(Excerpt from a dataset)
——————

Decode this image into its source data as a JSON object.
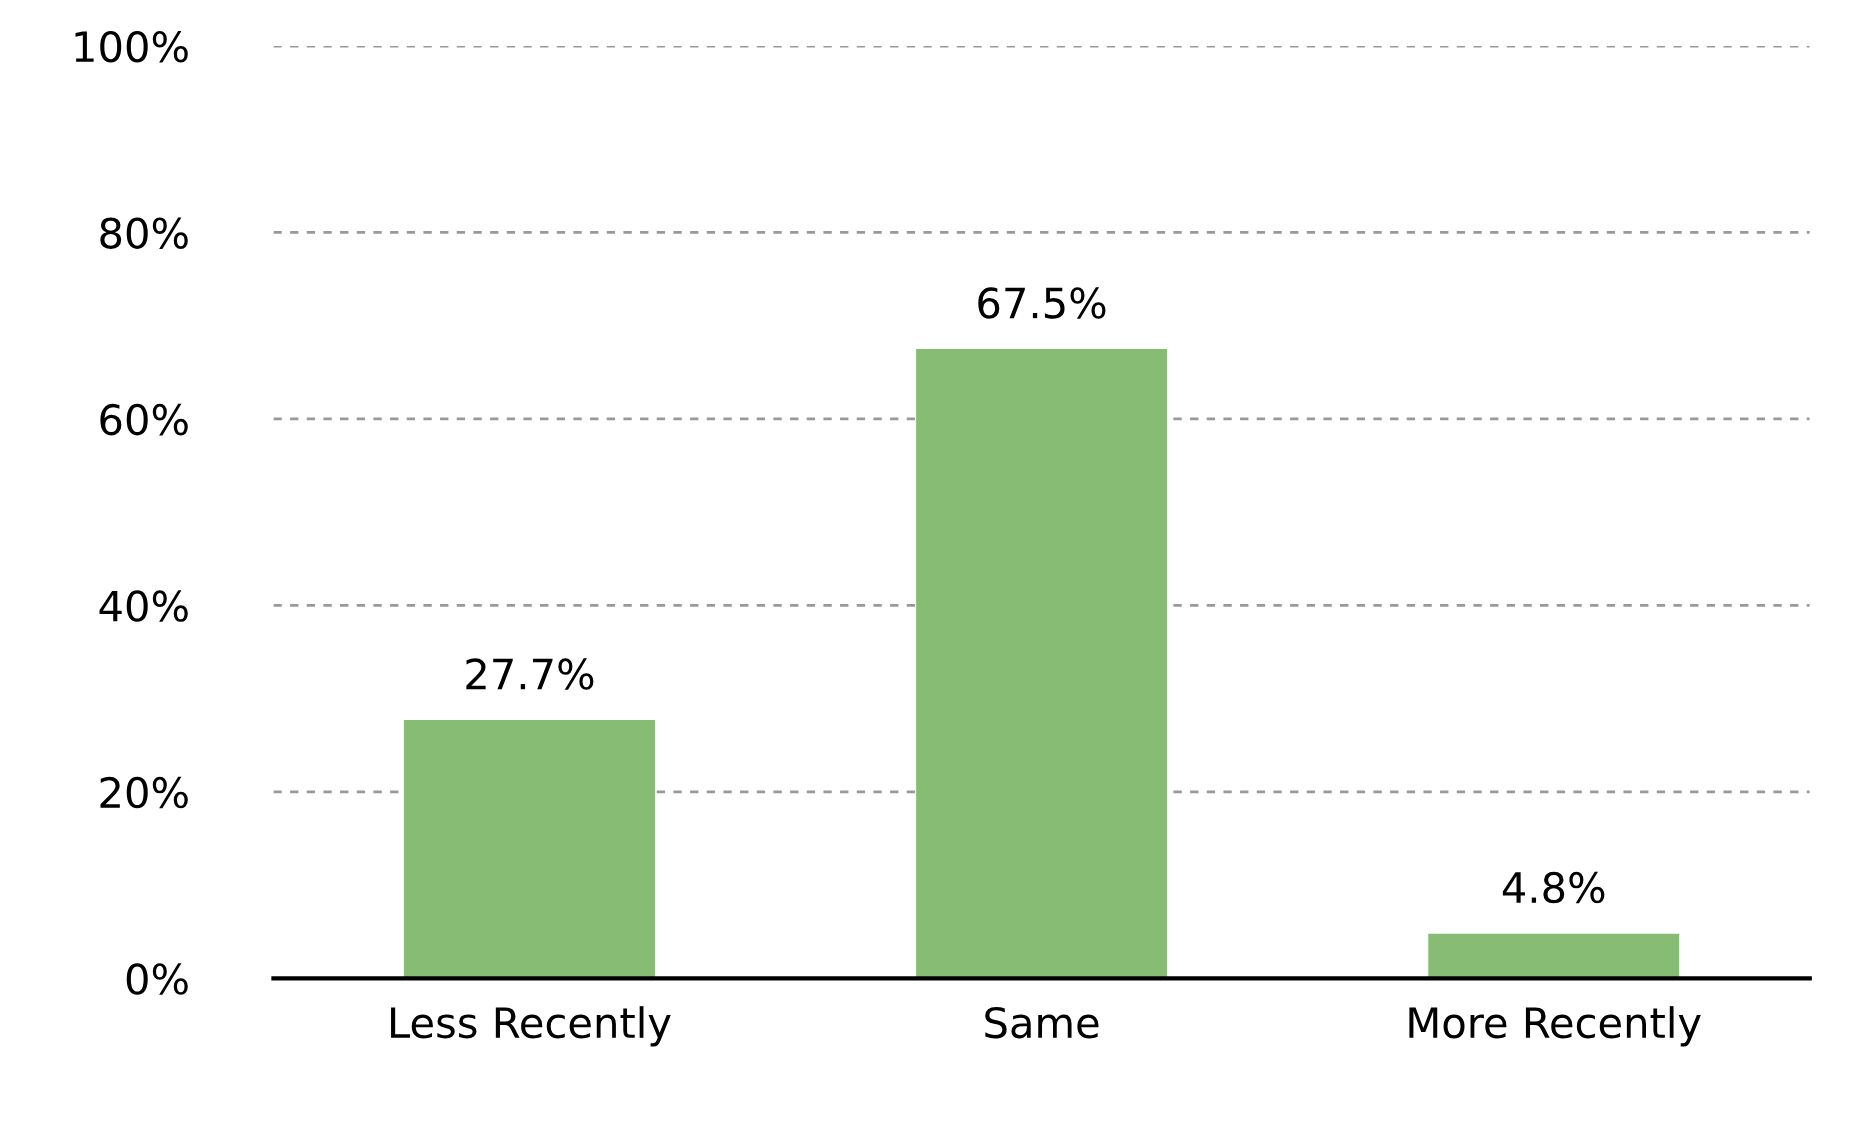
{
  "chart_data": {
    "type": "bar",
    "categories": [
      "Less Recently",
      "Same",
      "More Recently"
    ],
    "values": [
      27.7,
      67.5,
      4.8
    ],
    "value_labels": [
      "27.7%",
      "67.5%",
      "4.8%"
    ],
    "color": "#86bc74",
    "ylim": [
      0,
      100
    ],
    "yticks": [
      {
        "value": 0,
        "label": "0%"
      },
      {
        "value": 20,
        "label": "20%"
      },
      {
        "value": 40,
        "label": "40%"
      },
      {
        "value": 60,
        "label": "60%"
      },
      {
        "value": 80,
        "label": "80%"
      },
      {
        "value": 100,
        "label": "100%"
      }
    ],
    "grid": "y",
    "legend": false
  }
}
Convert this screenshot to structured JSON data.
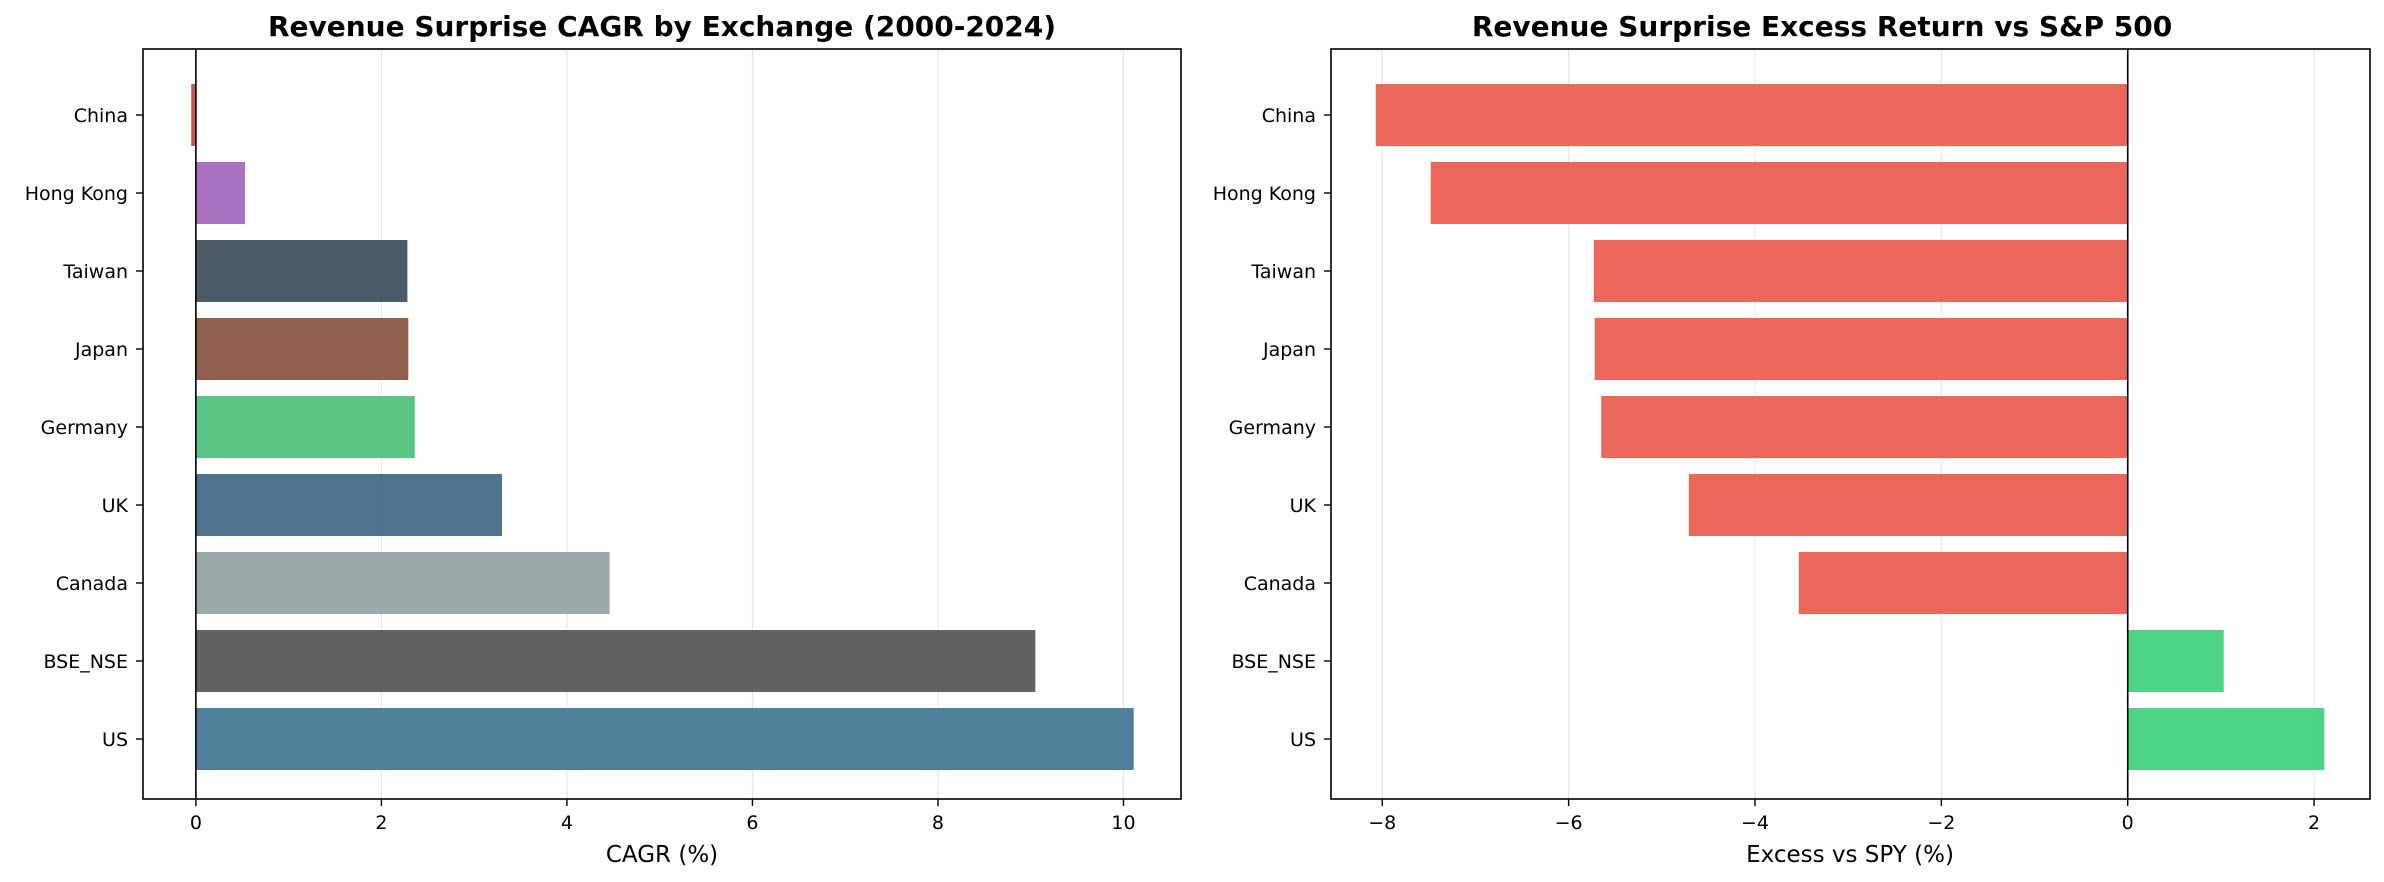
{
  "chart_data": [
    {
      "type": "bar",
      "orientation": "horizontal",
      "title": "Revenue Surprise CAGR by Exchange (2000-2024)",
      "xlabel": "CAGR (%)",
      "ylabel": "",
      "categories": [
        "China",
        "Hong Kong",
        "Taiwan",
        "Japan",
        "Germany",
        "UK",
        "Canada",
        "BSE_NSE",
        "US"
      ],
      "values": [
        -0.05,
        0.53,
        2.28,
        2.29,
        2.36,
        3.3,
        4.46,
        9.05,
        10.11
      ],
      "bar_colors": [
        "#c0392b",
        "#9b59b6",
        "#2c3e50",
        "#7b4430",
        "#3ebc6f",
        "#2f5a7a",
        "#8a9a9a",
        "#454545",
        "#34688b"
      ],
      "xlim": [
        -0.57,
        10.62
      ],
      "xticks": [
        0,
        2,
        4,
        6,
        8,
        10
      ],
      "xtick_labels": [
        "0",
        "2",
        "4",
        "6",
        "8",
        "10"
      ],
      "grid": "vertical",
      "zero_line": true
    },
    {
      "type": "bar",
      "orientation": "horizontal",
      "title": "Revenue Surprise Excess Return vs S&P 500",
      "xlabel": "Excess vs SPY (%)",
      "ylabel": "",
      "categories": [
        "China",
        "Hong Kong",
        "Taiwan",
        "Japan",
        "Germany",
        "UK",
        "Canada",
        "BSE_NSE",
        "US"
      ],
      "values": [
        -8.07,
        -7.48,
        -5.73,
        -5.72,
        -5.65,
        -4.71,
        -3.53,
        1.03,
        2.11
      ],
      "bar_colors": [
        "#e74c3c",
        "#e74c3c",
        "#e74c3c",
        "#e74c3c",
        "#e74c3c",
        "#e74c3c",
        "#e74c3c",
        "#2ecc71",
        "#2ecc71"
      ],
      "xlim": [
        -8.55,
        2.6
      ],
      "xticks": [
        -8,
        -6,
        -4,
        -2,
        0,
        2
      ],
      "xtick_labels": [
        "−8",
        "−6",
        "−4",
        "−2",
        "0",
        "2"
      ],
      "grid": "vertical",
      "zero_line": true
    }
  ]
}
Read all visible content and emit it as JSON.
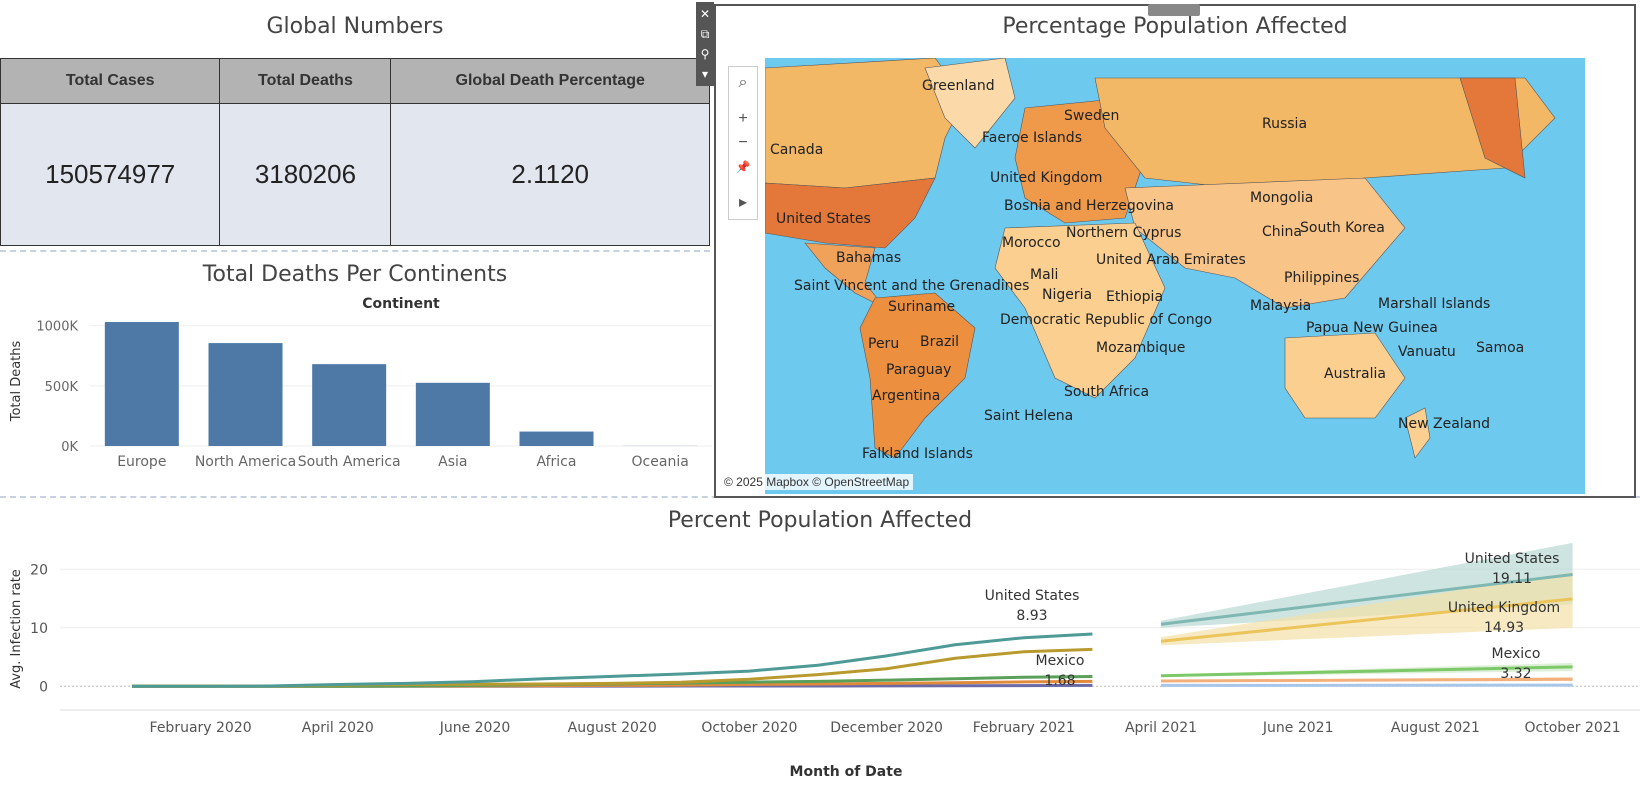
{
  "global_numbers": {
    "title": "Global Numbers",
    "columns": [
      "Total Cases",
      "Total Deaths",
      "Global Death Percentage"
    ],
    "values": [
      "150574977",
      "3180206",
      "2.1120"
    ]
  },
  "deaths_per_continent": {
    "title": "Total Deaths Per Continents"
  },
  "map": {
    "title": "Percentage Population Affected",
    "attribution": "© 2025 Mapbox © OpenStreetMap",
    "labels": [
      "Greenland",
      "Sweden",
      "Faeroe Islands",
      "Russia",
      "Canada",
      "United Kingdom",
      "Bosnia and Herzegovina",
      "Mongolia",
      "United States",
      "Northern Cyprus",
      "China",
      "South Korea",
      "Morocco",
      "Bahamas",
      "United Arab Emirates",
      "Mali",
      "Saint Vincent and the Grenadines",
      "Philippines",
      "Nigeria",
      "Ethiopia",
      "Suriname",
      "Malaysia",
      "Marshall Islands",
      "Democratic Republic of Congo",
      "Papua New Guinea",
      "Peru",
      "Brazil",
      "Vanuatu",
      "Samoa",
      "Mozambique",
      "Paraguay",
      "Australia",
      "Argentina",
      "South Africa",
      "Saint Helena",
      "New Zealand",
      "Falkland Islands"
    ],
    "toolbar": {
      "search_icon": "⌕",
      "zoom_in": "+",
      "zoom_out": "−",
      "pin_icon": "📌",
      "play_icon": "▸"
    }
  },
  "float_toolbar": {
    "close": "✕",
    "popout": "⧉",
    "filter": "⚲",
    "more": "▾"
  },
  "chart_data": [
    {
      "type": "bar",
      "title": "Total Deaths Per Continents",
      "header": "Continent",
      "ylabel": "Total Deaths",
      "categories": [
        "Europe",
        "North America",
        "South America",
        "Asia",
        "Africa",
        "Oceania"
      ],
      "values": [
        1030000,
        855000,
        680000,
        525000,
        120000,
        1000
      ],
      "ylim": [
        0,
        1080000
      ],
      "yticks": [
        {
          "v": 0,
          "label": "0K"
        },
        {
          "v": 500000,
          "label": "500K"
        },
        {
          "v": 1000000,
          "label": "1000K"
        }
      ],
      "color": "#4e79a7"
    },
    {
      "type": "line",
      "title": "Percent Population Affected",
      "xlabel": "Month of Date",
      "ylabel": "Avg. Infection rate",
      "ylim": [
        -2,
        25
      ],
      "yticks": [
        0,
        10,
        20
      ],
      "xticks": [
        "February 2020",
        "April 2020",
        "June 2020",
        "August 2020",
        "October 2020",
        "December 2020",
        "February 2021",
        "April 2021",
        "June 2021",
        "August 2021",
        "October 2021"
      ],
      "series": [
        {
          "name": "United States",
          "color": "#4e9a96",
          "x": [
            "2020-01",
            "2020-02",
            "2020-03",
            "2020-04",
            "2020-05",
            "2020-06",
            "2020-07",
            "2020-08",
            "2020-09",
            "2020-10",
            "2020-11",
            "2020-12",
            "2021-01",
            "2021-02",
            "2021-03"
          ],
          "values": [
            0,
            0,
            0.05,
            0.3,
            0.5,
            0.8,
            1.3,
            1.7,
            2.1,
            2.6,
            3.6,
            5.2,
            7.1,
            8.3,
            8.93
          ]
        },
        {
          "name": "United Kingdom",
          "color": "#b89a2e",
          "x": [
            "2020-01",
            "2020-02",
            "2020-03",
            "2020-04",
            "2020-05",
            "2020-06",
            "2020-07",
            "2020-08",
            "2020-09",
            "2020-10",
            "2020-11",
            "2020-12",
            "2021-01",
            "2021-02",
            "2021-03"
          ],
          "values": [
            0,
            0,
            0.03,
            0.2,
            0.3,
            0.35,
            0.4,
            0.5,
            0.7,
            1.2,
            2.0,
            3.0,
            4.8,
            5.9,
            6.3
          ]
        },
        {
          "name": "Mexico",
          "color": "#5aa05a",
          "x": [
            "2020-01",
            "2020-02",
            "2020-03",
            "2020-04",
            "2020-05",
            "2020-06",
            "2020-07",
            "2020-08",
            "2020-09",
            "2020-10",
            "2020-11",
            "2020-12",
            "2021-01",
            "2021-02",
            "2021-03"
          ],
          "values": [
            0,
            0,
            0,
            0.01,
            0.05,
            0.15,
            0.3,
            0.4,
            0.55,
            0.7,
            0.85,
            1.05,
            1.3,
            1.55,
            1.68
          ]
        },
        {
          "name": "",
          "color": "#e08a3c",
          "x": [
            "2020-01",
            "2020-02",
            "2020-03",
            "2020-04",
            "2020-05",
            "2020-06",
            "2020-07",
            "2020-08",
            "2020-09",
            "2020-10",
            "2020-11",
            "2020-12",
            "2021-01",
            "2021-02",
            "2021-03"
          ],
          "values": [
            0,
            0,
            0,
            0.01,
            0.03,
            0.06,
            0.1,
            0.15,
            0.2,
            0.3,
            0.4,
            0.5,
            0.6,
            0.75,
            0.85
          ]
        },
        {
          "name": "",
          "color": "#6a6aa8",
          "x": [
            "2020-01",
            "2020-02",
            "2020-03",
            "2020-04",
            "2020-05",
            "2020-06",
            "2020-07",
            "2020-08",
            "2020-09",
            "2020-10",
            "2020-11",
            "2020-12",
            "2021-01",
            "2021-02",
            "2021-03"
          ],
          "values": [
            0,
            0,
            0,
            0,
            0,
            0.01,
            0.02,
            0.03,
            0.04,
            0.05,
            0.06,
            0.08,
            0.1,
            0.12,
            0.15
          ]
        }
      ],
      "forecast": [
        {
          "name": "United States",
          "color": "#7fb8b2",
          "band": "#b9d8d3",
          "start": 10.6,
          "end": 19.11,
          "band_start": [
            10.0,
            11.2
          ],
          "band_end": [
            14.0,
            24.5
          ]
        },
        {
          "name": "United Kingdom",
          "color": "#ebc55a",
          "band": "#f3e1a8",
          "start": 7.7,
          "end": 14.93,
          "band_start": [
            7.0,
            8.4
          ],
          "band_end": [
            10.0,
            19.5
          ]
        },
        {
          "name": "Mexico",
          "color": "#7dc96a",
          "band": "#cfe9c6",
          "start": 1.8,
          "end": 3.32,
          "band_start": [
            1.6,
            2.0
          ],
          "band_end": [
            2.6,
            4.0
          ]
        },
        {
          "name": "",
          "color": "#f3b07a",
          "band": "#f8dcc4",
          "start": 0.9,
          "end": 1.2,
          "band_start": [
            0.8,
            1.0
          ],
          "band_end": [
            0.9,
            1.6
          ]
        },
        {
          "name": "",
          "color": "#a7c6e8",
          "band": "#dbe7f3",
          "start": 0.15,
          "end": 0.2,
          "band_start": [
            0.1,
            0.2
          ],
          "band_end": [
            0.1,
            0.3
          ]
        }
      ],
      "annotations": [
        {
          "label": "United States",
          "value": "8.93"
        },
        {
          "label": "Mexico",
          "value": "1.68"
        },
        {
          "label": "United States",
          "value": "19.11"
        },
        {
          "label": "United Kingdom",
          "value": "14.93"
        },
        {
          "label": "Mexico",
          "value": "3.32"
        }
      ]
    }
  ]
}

——————

PROBLEM TO WORK ON » Gather up every line in the data above that contains the word "Saint", copying each one.

EXERCISE RESPONSE »
      "Saint Vincent and the Grenadines",
      "Saint Helena",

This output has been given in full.